» **WHAT THE EXERCISE ASKS**: Lines that include the word "Supply" are the ones to copy.

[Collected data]
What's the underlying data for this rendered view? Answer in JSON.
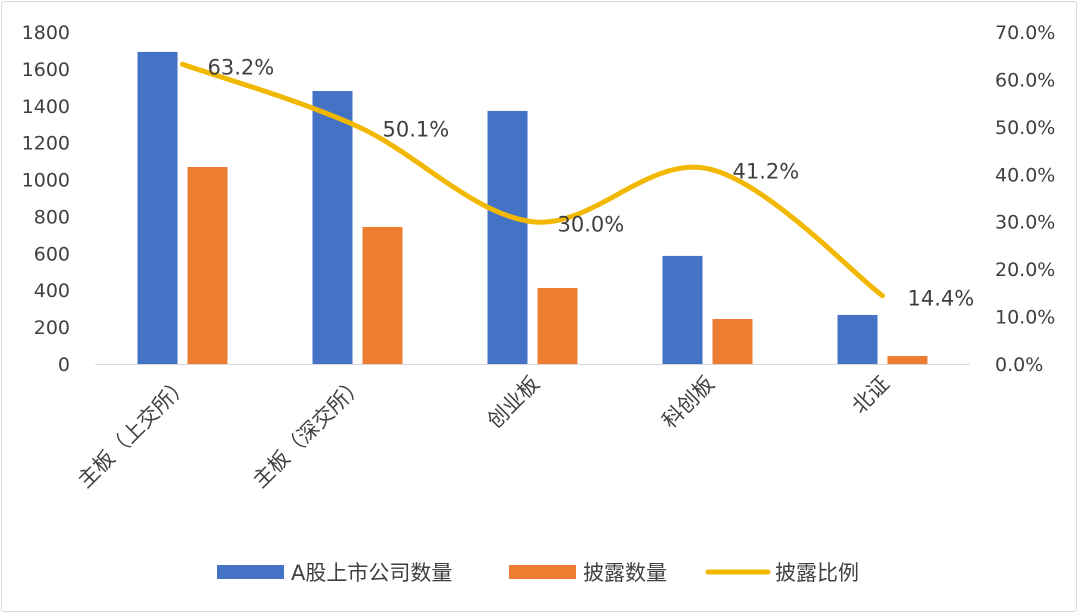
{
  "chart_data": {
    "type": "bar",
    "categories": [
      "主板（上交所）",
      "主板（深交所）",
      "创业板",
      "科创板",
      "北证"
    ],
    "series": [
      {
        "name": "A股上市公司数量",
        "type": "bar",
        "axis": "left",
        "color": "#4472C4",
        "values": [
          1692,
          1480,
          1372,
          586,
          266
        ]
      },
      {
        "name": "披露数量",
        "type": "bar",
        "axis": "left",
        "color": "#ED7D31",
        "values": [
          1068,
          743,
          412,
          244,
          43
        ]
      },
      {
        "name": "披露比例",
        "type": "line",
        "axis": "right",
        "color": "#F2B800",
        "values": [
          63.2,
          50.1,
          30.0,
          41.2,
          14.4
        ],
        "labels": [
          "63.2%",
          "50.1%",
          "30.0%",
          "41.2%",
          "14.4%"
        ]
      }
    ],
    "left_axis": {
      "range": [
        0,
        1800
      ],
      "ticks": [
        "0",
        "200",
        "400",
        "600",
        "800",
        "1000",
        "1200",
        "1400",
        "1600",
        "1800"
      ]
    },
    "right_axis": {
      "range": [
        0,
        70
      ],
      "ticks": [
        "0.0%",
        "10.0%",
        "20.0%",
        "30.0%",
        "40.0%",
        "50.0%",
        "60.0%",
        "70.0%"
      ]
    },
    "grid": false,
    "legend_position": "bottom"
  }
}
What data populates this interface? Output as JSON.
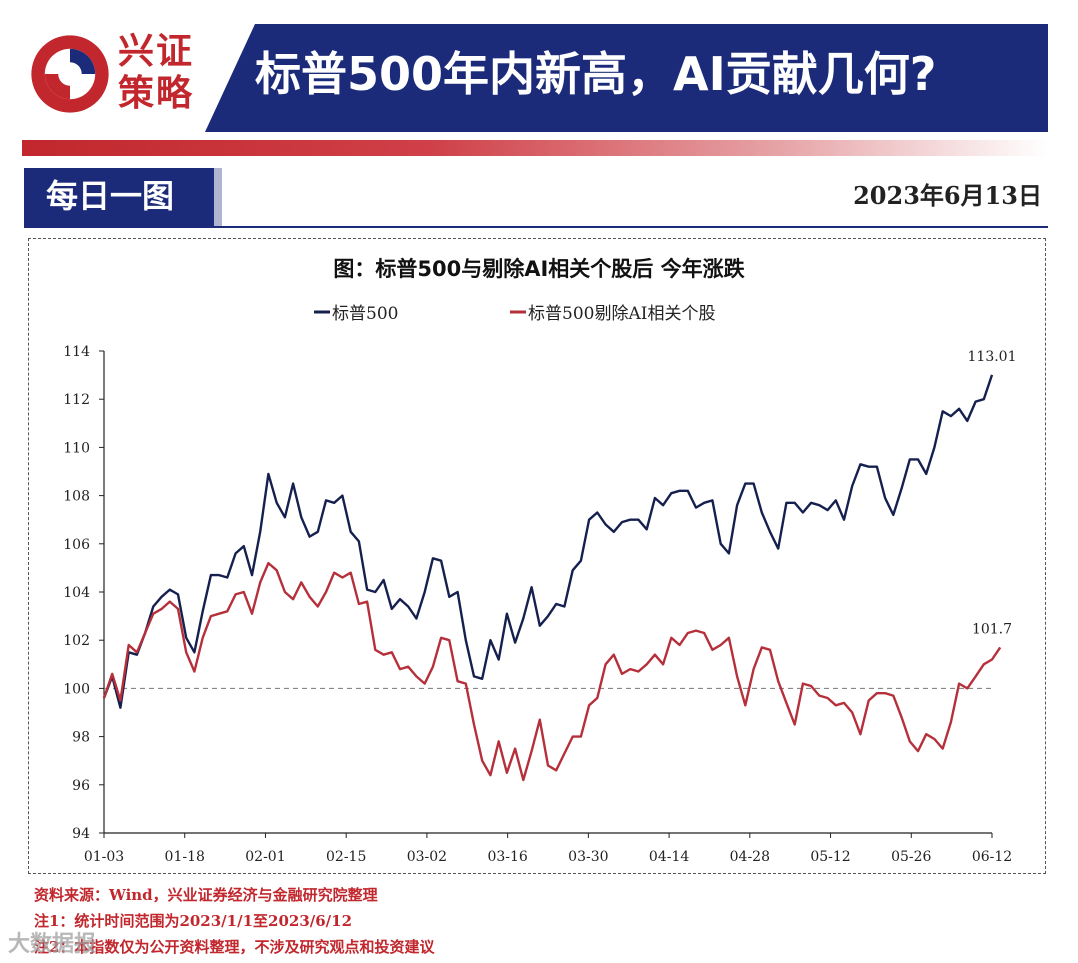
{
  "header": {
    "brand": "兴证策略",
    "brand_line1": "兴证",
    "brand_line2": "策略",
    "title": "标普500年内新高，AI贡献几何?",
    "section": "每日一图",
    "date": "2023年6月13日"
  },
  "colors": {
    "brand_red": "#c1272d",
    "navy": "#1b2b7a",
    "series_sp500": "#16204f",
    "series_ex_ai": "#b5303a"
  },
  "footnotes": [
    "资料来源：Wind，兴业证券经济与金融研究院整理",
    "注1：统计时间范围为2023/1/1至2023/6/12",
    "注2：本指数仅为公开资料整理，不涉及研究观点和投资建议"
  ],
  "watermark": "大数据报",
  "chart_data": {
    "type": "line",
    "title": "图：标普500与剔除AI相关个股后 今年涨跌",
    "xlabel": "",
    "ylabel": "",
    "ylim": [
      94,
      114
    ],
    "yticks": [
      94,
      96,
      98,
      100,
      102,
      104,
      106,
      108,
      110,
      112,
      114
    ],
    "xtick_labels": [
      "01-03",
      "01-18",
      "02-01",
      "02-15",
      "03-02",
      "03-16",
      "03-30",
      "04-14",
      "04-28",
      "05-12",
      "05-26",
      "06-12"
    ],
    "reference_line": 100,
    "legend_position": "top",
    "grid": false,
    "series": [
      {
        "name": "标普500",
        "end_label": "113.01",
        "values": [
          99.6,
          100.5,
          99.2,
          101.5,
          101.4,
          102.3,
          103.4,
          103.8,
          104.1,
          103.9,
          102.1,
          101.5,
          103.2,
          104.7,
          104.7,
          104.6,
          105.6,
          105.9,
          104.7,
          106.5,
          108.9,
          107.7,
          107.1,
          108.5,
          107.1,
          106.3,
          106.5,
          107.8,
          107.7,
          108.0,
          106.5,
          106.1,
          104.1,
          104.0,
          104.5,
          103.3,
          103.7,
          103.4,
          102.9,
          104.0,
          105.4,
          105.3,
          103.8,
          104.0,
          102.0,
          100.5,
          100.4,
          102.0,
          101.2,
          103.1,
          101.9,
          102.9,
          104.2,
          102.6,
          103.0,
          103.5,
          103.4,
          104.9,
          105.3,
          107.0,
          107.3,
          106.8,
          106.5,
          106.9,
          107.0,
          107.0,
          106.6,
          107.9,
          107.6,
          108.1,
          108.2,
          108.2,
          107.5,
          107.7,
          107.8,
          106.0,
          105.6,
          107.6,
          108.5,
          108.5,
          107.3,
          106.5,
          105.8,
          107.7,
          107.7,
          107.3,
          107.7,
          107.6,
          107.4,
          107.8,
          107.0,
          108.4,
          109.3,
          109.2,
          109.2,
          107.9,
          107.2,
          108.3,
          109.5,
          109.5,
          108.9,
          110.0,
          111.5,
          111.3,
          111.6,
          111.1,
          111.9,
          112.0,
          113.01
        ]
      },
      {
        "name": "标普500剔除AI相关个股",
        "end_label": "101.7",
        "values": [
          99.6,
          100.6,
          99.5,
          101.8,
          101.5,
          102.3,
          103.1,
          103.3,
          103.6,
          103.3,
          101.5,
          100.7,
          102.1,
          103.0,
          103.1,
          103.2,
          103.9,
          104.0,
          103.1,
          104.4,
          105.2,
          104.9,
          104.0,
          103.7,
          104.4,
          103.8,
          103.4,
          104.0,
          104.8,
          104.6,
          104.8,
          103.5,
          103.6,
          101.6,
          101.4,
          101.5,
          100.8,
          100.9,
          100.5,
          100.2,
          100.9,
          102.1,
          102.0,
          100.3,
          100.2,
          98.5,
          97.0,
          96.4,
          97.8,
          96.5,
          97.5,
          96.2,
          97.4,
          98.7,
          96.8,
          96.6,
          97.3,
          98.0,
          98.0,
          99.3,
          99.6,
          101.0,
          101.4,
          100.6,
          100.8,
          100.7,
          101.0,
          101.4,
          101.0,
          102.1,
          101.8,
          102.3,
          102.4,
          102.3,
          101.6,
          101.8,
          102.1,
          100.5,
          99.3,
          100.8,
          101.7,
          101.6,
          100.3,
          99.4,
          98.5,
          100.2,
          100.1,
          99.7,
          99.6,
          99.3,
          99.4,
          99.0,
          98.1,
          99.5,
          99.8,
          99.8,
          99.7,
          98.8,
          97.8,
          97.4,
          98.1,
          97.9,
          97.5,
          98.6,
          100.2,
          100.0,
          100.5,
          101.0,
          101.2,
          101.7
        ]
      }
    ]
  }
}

* * *

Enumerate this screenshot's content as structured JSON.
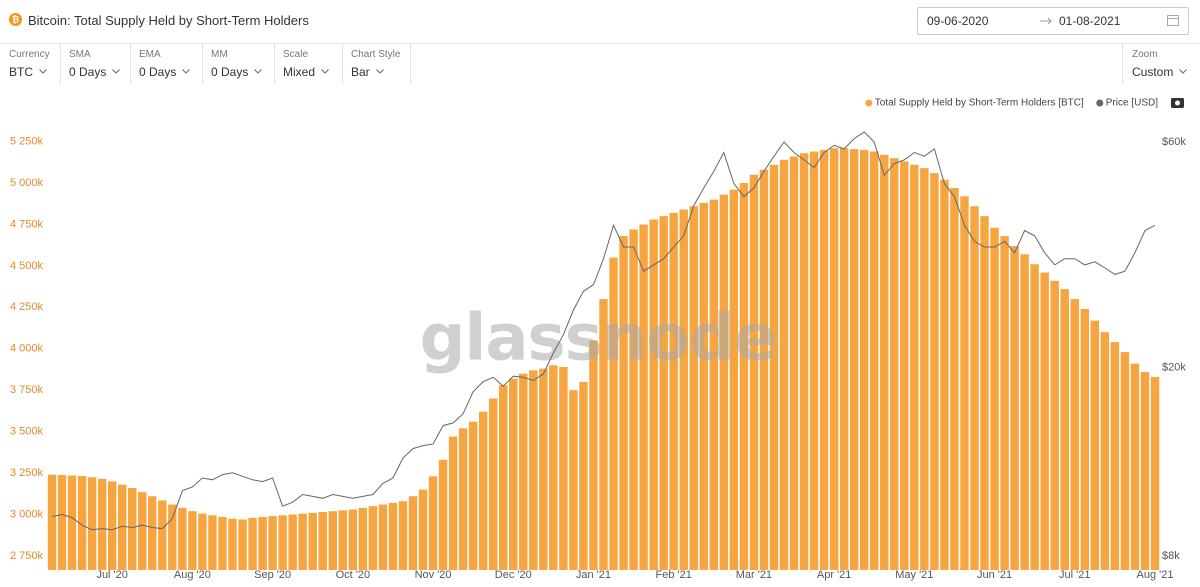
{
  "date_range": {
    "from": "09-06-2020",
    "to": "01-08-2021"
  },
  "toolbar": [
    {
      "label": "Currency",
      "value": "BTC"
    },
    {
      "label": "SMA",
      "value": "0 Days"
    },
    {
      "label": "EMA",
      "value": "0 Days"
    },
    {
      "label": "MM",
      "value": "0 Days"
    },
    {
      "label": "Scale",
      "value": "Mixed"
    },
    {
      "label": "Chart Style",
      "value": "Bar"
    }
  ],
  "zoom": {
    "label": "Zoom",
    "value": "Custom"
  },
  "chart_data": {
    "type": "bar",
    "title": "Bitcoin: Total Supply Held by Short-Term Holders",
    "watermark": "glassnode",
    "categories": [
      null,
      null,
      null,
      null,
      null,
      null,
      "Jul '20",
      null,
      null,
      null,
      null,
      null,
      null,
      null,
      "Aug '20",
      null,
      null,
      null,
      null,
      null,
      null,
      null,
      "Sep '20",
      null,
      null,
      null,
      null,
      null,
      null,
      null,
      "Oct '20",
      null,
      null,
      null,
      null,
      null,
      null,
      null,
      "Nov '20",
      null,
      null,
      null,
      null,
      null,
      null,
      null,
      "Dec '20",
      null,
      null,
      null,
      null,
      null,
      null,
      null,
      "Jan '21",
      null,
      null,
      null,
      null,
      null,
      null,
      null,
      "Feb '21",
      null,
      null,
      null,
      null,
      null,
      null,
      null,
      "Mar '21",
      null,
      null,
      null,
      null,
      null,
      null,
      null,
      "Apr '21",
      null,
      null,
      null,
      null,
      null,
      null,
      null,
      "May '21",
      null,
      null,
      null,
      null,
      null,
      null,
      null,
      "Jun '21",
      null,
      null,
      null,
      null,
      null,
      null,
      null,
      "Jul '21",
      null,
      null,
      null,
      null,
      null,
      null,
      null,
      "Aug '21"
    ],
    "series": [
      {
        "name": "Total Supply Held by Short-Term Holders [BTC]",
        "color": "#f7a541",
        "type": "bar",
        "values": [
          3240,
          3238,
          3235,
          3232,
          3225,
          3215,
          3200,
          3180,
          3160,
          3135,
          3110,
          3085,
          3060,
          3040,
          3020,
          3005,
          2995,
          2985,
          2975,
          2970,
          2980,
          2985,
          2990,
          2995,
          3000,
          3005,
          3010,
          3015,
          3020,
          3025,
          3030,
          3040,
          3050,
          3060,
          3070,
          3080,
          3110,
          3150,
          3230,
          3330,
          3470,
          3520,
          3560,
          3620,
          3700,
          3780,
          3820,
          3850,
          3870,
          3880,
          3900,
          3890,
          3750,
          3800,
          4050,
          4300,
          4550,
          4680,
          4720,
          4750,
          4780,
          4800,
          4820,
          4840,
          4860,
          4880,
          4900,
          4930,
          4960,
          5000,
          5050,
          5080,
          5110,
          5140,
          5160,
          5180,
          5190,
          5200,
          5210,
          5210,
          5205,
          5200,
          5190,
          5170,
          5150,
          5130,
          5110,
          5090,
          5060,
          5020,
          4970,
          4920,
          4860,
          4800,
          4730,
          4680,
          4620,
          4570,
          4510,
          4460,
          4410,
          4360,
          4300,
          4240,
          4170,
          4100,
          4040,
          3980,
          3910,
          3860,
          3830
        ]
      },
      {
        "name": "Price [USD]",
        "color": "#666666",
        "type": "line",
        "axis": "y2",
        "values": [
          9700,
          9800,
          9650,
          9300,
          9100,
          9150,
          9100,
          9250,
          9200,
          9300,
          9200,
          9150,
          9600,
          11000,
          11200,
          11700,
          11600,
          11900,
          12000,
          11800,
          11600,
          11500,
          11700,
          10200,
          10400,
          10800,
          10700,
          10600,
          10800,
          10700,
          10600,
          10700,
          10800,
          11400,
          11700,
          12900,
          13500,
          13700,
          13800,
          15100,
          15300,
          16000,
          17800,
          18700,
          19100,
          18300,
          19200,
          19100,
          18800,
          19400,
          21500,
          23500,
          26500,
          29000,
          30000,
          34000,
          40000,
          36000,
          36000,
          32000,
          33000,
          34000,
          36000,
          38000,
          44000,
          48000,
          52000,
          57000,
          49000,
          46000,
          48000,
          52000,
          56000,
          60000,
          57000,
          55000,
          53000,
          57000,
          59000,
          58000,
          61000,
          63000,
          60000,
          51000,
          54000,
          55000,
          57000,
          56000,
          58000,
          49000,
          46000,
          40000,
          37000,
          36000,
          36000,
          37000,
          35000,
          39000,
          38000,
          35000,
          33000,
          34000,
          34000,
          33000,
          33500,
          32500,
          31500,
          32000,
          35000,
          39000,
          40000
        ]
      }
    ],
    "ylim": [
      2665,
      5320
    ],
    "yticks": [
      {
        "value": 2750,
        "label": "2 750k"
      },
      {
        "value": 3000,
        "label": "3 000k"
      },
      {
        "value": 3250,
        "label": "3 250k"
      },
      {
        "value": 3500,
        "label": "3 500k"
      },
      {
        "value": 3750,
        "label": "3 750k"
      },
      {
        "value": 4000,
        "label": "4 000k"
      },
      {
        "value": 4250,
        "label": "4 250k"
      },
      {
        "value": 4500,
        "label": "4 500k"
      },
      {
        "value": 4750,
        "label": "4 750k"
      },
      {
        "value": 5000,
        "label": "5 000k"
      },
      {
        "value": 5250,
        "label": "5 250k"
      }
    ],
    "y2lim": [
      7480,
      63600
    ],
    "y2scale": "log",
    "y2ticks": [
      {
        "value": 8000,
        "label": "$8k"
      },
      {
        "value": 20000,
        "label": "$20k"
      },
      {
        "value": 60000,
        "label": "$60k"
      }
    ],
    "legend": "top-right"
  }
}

--

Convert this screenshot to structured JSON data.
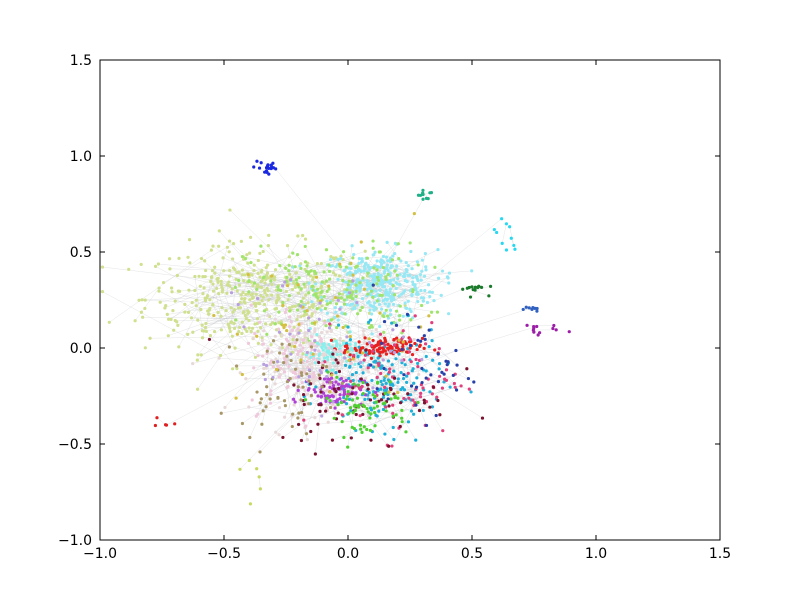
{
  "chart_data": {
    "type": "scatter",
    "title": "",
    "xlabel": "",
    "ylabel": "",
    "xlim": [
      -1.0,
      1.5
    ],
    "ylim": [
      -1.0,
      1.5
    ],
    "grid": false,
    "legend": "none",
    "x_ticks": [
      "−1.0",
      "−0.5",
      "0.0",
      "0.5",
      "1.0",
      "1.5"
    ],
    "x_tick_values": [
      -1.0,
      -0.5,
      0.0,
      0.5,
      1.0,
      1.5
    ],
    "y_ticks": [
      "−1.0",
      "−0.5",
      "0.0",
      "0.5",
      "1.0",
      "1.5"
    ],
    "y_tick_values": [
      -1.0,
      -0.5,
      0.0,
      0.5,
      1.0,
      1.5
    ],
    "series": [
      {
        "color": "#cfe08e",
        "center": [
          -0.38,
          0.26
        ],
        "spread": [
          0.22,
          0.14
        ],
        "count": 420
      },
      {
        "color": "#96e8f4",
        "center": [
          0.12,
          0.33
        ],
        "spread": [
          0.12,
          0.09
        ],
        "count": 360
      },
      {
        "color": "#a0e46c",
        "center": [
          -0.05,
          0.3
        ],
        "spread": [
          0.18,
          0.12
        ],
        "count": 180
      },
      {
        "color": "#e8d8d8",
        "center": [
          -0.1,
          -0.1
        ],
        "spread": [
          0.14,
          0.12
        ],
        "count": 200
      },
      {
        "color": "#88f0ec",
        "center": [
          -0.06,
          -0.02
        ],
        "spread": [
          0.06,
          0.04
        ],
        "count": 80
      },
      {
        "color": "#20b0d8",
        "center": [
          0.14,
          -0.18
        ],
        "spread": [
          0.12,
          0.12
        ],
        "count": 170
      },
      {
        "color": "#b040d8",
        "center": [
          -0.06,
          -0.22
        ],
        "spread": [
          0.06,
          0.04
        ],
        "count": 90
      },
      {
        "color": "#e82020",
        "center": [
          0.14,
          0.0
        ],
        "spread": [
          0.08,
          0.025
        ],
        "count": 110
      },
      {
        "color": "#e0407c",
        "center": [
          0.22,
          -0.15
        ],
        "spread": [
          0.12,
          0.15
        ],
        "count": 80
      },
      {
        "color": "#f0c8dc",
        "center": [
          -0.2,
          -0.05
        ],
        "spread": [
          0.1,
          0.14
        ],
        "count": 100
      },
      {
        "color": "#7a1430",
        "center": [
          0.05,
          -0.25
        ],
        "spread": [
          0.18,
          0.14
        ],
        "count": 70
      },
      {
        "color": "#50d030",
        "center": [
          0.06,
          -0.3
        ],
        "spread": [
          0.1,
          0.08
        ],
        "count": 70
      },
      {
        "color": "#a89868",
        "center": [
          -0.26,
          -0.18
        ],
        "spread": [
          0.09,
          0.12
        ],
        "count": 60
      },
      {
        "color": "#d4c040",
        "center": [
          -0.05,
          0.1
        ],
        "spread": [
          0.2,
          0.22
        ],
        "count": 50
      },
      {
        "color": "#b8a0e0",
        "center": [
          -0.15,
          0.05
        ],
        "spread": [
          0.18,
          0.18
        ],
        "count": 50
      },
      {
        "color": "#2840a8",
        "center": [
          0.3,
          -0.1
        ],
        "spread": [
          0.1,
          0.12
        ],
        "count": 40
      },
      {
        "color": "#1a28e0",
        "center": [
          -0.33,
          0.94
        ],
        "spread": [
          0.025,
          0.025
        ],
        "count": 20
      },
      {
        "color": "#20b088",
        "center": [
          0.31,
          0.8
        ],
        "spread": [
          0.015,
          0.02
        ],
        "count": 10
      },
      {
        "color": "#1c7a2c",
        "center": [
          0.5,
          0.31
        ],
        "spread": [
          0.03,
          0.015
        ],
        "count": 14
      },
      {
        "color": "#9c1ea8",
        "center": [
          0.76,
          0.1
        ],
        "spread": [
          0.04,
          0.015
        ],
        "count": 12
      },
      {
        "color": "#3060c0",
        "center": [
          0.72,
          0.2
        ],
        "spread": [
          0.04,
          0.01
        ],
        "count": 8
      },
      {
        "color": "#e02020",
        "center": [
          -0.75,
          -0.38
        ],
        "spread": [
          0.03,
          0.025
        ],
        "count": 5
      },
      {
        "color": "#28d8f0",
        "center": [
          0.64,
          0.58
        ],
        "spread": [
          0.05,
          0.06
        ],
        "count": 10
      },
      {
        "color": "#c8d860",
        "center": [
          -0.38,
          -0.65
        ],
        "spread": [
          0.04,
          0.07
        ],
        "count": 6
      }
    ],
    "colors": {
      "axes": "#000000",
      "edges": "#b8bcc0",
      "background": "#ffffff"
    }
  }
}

» **TASK RESULT**:
    "title": "Bitcoin: Total Supply Held by Short-Term Holders",
        "name": "Total Supply Held by Short-Term Holders [BTC]",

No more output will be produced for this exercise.